Pictures stay out of the copy; restate everything else in the material exactly.

* begin Dataset rows *

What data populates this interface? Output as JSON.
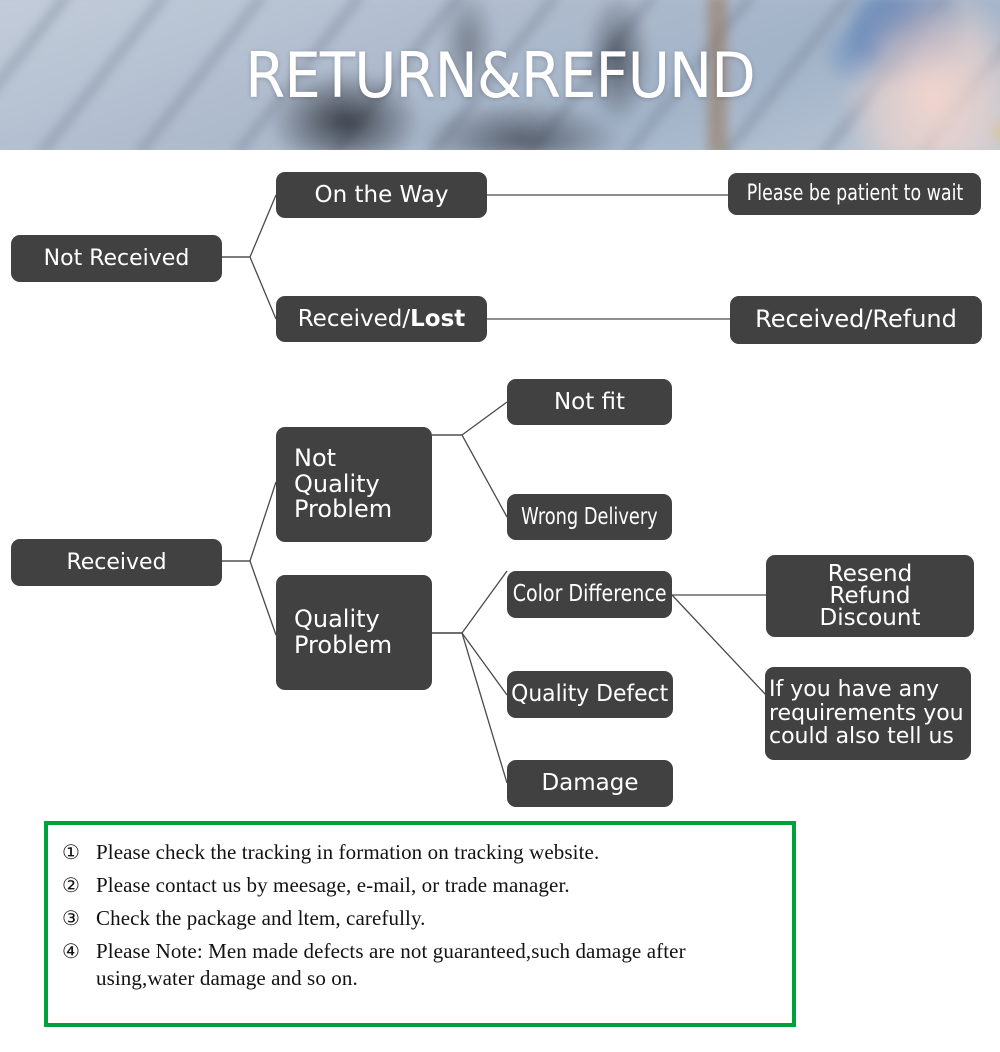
{
  "banner": {
    "title": "RETURN&REFUND",
    "background_icon": "blurred-deck-photo"
  },
  "colors": {
    "node_fill": "#414141",
    "node_text": "#ffffff",
    "connector": "#4a4a4a",
    "notes_border": "#00a13d",
    "page_background": "#ffffff"
  },
  "flowchart": {
    "title": "Return and Refund Decision Tree",
    "nodes": {
      "not_received": "Not Received",
      "on_the_way": "On the Way",
      "received_lost_prefix": "Received/",
      "received_lost_bold": "Lost",
      "please_be_patient": "Please be patient to wait",
      "received_refund": "Received/Refund",
      "received": "Received",
      "not_quality_problem": "Not\nQuality\nProblem",
      "not_fit": "Not fit",
      "wrong_delivery": "Wrong Delivery",
      "quality_problem": "Quality\nProblem",
      "color_difference": "Color Difference",
      "quality_defect": "Quality Defect",
      "damage": "Damage",
      "resend_refund_discount": "Resend\nRefund\nDiscount",
      "if_you_have_any": "If you have any\nrequirements you\ncould also tell us"
    },
    "edges": [
      {
        "from": "not_received",
        "to": "on_the_way"
      },
      {
        "from": "not_received",
        "to": "received_lost"
      },
      {
        "from": "on_the_way",
        "to": "please_be_patient"
      },
      {
        "from": "received_lost",
        "to": "received_refund"
      },
      {
        "from": "received",
        "to": "not_quality_problem"
      },
      {
        "from": "received",
        "to": "quality_problem"
      },
      {
        "from": "not_quality_problem",
        "to": "not_fit"
      },
      {
        "from": "not_quality_problem",
        "to": "wrong_delivery"
      },
      {
        "from": "quality_problem",
        "to": "color_difference"
      },
      {
        "from": "quality_problem",
        "to": "quality_defect"
      },
      {
        "from": "quality_problem",
        "to": "damage"
      },
      {
        "from": "color_difference",
        "to": "resend_refund_discount"
      },
      {
        "from": "color_difference",
        "to": "if_you_have_any"
      }
    ]
  },
  "notes": {
    "items": [
      {
        "marker": "①",
        "text": "Please check the tracking in formation on tracking website."
      },
      {
        "marker": "②",
        "text": "Please contact us by meesage, e-mail, or trade manager."
      },
      {
        "marker": "③",
        "text": "Check the package and ltem, carefully."
      },
      {
        "marker": "④",
        "text": "Please Note: Men made defects  are not guaranteed,such damage after using,water damage and so on."
      }
    ]
  }
}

* end Dataset rows *

• Result of this task
What data populates this interface? Output as JSON.
{
  "banner": {
    "title": "RETURN&REFUND",
    "background_icon": "blurred-deck-photo"
  },
  "colors": {
    "node_fill": "#414141",
    "node_text": "#ffffff",
    "connector": "#4a4a4a",
    "notes_border": "#00a13d",
    "page_background": "#ffffff"
  },
  "flowchart": {
    "title": "Return and Refund Decision Tree",
    "nodes": {
      "not_received": "Not Received",
      "on_the_way": "On the Way",
      "received_lost_prefix": "Received/",
      "received_lost_bold": "Lost",
      "please_be_patient": "Please be patient to wait",
      "received_refund": "Received/Refund",
      "received": "Received",
      "not_quality_problem": "Not\nQuality\nProblem",
      "not_fit": "Not fit",
      "wrong_delivery": "Wrong Delivery",
      "quality_problem": "Quality\nProblem",
      "color_difference": "Color Difference",
      "quality_defect": "Quality Defect",
      "damage": "Damage",
      "resend_refund_discount": "Resend\nRefund\nDiscount",
      "if_you_have_any": "If you have any\nrequirements you\ncould also tell us"
    },
    "edges": [
      {
        "from": "not_received",
        "to": "on_the_way"
      },
      {
        "from": "not_received",
        "to": "received_lost"
      },
      {
        "from": "on_the_way",
        "to": "please_be_patient"
      },
      {
        "from": "received_lost",
        "to": "received_refund"
      },
      {
        "from": "received",
        "to": "not_quality_problem"
      },
      {
        "from": "received",
        "to": "quality_problem"
      },
      {
        "from": "not_quality_problem",
        "to": "not_fit"
      },
      {
        "from": "not_quality_problem",
        "to": "wrong_delivery"
      },
      {
        "from": "quality_problem",
        "to": "color_difference"
      },
      {
        "from": "quality_problem",
        "to": "quality_defect"
      },
      {
        "from": "quality_problem",
        "to": "damage"
      },
      {
        "from": "color_difference",
        "to": "resend_refund_discount"
      },
      {
        "from": "color_difference",
        "to": "if_you_have_any"
      }
    ]
  },
  "notes": {
    "items": [
      {
        "marker": "①",
        "text": "Please check the tracking in formation on tracking website."
      },
      {
        "marker": "②",
        "text": "Please contact us by meesage, e-mail, or trade manager."
      },
      {
        "marker": "③",
        "text": "Check the package and ltem, carefully."
      },
      {
        "marker": "④",
        "text": "Please Note: Men made defects  are not guaranteed,such damage after using,water damage and so on."
      }
    ]
  }
}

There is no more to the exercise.